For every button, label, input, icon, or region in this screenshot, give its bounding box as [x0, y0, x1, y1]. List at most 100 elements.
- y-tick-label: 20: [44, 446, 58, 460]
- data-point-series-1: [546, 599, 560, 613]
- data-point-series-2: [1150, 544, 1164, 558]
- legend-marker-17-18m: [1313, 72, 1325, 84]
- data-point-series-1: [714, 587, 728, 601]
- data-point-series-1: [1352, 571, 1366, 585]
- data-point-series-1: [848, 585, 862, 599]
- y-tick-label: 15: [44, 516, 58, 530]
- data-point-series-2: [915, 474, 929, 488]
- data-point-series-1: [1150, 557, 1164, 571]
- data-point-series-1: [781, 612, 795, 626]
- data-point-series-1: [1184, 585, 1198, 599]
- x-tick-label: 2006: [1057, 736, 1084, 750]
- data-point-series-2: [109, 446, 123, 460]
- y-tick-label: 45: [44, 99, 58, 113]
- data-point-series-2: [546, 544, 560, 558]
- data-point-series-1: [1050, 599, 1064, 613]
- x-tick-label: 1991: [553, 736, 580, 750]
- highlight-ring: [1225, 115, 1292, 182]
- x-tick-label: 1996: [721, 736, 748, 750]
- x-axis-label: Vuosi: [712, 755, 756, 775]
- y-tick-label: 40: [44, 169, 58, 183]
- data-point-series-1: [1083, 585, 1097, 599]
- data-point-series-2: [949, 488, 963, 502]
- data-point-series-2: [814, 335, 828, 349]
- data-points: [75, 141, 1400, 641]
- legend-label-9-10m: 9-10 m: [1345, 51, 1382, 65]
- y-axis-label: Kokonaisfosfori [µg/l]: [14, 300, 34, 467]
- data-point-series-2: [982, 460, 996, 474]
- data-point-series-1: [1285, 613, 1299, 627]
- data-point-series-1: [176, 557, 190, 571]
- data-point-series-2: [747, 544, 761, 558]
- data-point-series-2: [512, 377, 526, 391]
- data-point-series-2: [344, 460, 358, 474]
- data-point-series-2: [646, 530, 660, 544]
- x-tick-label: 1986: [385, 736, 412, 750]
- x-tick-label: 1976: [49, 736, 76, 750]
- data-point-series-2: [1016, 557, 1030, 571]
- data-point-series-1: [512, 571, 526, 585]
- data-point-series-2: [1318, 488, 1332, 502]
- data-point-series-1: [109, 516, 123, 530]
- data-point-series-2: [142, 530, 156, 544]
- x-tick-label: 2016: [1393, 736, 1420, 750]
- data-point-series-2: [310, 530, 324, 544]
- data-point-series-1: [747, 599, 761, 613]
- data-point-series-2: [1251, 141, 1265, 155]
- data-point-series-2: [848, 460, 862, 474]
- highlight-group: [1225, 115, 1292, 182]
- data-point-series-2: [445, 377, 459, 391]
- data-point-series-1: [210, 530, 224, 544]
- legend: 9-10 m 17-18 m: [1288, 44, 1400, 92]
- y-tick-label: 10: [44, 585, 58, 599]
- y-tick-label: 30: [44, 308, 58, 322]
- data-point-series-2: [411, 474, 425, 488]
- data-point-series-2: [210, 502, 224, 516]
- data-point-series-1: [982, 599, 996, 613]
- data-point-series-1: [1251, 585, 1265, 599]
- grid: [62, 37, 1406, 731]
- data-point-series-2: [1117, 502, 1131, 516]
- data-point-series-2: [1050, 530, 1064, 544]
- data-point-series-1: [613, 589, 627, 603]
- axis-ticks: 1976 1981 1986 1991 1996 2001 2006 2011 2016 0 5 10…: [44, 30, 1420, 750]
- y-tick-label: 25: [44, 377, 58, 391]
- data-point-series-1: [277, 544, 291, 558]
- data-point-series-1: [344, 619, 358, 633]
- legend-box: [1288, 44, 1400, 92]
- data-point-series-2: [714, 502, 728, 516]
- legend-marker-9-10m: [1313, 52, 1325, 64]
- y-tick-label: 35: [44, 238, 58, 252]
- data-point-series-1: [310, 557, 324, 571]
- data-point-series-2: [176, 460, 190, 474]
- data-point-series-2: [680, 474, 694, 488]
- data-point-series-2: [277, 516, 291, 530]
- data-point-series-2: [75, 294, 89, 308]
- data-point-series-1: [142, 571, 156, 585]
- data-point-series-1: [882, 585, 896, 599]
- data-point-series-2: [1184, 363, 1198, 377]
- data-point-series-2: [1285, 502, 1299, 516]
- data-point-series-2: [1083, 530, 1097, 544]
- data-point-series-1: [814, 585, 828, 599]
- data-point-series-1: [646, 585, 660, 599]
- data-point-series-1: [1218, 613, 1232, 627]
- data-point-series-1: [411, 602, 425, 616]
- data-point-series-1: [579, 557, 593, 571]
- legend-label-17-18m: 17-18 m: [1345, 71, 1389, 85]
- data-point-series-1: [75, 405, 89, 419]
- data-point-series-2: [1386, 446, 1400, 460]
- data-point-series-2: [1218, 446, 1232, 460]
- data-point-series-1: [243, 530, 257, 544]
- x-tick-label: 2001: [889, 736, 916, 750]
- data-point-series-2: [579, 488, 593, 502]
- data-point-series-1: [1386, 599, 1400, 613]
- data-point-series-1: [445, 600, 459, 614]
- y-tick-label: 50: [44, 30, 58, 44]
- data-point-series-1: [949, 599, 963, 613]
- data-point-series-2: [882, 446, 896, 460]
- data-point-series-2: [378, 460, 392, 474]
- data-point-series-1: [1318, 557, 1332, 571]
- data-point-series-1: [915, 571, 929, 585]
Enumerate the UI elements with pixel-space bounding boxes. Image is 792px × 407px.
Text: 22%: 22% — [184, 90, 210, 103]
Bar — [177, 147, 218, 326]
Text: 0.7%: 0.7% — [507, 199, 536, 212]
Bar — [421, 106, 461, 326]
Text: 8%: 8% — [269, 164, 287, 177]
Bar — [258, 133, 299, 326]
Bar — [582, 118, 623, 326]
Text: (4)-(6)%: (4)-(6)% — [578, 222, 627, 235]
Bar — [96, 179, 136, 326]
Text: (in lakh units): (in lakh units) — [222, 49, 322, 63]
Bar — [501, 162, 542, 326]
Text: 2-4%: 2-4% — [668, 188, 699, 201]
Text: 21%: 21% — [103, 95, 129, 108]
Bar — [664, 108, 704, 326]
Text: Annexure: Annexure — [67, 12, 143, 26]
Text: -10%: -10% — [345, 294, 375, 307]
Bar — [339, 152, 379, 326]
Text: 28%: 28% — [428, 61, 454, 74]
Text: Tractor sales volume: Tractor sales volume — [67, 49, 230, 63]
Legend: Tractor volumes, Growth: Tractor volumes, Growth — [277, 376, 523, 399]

Direction:
Edit the items starting at the beginning and ending at the line containing "- x-tick-label: 1991: [553, 736, 580, 750]": change "y-tick-label" to "y-axis-tick-label" everywhere in that span and leave everything else unchanged. Return only those lines.

Answer for the task:
For every button, label, input, icon, or region in this screenshot, give its bounding box as [x0, y0, x1, y1]. List at most 100 elements.
- y-axis-tick-label: 20: [44, 446, 58, 460]
- data-point-series-1: [546, 599, 560, 613]
- data-point-series-2: [1150, 544, 1164, 558]
- legend-marker-17-18m: [1313, 72, 1325, 84]
- data-point-series-1: [714, 587, 728, 601]
- data-point-series-1: [1352, 571, 1366, 585]
- data-point-series-1: [848, 585, 862, 599]
- y-axis-tick-label: 15: [44, 516, 58, 530]
- data-point-series-2: [915, 474, 929, 488]
- data-point-series-1: [1150, 557, 1164, 571]
- data-point-series-1: [781, 612, 795, 626]
- data-point-series-1: [1184, 585, 1198, 599]
- x-tick-label: 2006: [1057, 736, 1084, 750]
- data-point-series-2: [109, 446, 123, 460]
- y-axis-tick-label: 45: [44, 99, 58, 113]
- data-point-series-2: [546, 544, 560, 558]
- data-point-series-1: [1050, 599, 1064, 613]
- x-tick-label: 1991: [553, 736, 580, 750]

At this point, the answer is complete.